Source data:
————
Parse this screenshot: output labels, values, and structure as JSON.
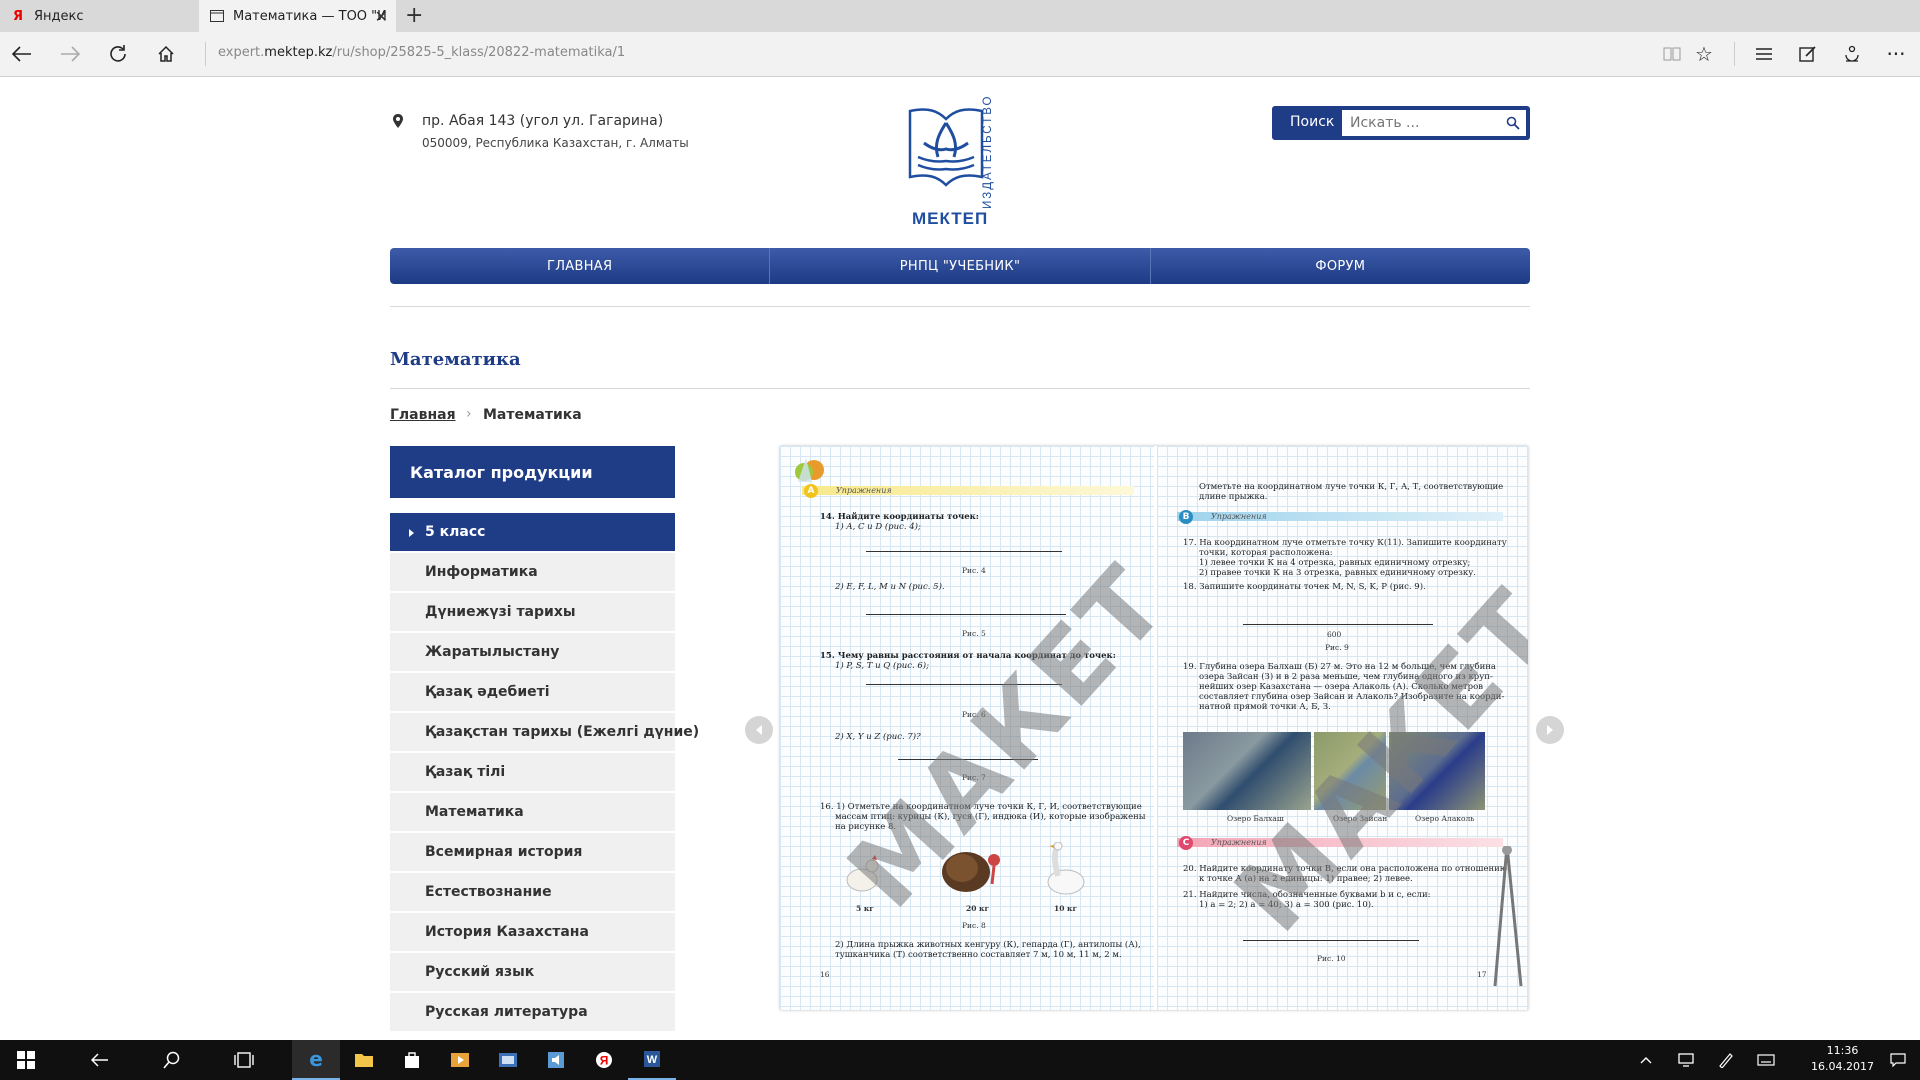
{
  "browser": {
    "tabs": [
      {
        "label": "Яндекс",
        "icon": "yandex-icon"
      },
      {
        "label": "Математика — ТОО \"И",
        "icon": "page-icon",
        "active": true
      }
    ],
    "url_prefix": "expert.",
    "url_domain": "mektep.kz",
    "url_path": "/ru/shop/25825-5_klass/20822-matematika/1"
  },
  "header": {
    "address_line1": "пр. Абая 143 (угол ул. Гагарина)",
    "address_line2": "050009, Республика Казахстан, г. Алматы",
    "logo_name": "МЕКТЕП",
    "logo_vertical": "ИЗДАТЕЛЬСТВО",
    "search_label": "Поиск",
    "search_placeholder": "Искать ..."
  },
  "menu": {
    "items": [
      "ГЛАВНАЯ",
      "РНПЦ \"УЧЕБНИК\"",
      "ФОРУМ"
    ]
  },
  "page": {
    "title": "Математика",
    "breadcrumb_home": "Главная",
    "breadcrumb_current": "Математика"
  },
  "catalog": {
    "title": "Каталог продукции",
    "items": [
      "5 класс",
      "Информатика",
      "Дүниежүзі тарихы",
      "Жаратылыстану",
      "Қазақ әдебиеті",
      "Қазақстан тарихы (Ежелгі дүние)",
      "Қазақ тілі",
      "Математика",
      "Всемирная история",
      "Естествознание",
      "История Казахстана",
      "Русский язык",
      "Русская литература"
    ]
  },
  "book": {
    "watermark": "МАКЕТ",
    "left": {
      "section_letter": "A",
      "section_title": "Упражнения",
      "t14": "14. Найдите координаты точек:",
      "t14a": "1) A, C и D (рис. 4);",
      "fig4": "Рис. 4",
      "t14b": "2) E, F, L, M и N (рис. 5).",
      "fig5": "Рис. 5",
      "t15": "15. Чему равны расстояния от начала координат до точек:",
      "t15a": "1) P, S, T и Q (рис. 6);",
      "fig6": "Рис. 6",
      "t15b": "2) X, Y и Z (рис. 7)?",
      "fig7": "Рис. 7",
      "t16a": "16. 1) Отметьте на координатном луче точки К, Г, И, соответствующие",
      "t16b": "массам птиц: курицы (К), гуся (Г), индюка (И), которые изображены",
      "t16c": "на рисунке 8.",
      "bird1": "5 кг",
      "bird2": "20 кг",
      "bird3": "10 кг",
      "fig8": "Рис. 8",
      "t16d": "2) Длина прыжка животных кенгуру (К), гепарда (Г), антилопы (А),",
      "t16e": "тушканчика (Т) соответственно составляет 7 м, 10 м, 11 м, 2 м.",
      "pagenum": "16"
    },
    "right": {
      "top1": "Отметьте на координатном луче точки К, Г, А, Т, соответствующие",
      "top2": "длине прыжка.",
      "section_letter": "B",
      "section_title": "Упражнения",
      "t17": "17. На координатном луче отметьте точку К(11). Запишите координату",
      "t17a": "точки, которая расположена:",
      "t17b": "1) левее точки К на 4 отрезка, равных единичному отрезку;",
      "t17c": "2) правее точки К на 3 отрезка, равных единичному отрезку.",
      "t18": "18. Запишите координаты точек M, N, S, K, P (рис. 9).",
      "tick600": "600",
      "fig9": "Рис. 9",
      "t19a": "19. Глубина озера Балхаш (Б) 27 м. Это на 12 м больше, чем глубина",
      "t19b": "озера Зайсан (З) и в 2 раза меньше, чем глубина одного из круп-",
      "t19c": "нейших озер Казахстана — озера Алаколь (А). Сколько метров",
      "t19d": "составляет глубина озер Зайсан и Алаколь? Изобразите на коорди-",
      "t19e": "натной прямой точки А, Б, З.",
      "lake1": "Озеро Балхаш",
      "lake2": "Озеро Зайсан",
      "lake3": "Озеро Алаколь",
      "section2_letter": "C",
      "section2_title": "Упражнения",
      "t20a": "20. Найдите координату точки B, если она расположена по отношению",
      "t20b": "к точке A (а) на 2 единицы: 1) правее; 2) левее.",
      "t21a": "21. Найдите числа, обозначенные буквами b и c, если:",
      "t21b": "1) a = 2; 2) a = 40; 3) a = 300 (рис. 10).",
      "fig10": "Рис. 10",
      "pagenum": "17"
    }
  },
  "taskbar": {
    "time": "11:36",
    "date": "16.04.2017"
  }
}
————
■ Aim
List all lines where "левее" occurs.

■ Solution for this problem
      "t17b": "1) левее точки К на 4 отрезка, равных единичному отрезку;",
      "t20b": "к точке A (а) на 2 единицы: 1) правее; 2) левее.",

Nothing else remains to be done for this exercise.